Start of RECORDS FOR THE TASK

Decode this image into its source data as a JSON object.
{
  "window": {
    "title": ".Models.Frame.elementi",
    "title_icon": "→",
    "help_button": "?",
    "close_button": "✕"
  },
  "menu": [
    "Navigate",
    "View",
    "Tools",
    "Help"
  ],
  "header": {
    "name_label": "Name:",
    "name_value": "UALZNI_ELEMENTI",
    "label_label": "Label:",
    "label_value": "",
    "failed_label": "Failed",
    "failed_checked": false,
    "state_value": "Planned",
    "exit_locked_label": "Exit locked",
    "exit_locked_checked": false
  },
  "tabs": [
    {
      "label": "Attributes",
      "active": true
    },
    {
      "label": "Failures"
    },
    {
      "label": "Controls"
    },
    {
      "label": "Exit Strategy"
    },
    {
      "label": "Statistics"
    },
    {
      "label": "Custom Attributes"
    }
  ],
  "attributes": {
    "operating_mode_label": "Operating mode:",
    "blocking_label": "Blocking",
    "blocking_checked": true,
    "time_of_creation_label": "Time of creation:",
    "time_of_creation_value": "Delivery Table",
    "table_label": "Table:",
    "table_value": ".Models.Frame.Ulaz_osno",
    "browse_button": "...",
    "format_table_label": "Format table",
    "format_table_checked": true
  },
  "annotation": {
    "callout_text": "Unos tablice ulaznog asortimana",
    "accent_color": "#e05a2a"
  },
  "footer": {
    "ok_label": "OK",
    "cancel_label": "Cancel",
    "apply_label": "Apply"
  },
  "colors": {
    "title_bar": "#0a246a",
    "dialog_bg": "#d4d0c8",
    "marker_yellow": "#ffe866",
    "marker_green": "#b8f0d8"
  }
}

End of RECORDS FOR THE TASK

THE PROBLEM: Copy out every line where the word "true" occurs.

FINISHED ANSWER:
      "active": true
    "blocking_checked": true,
    "format_table_checked": true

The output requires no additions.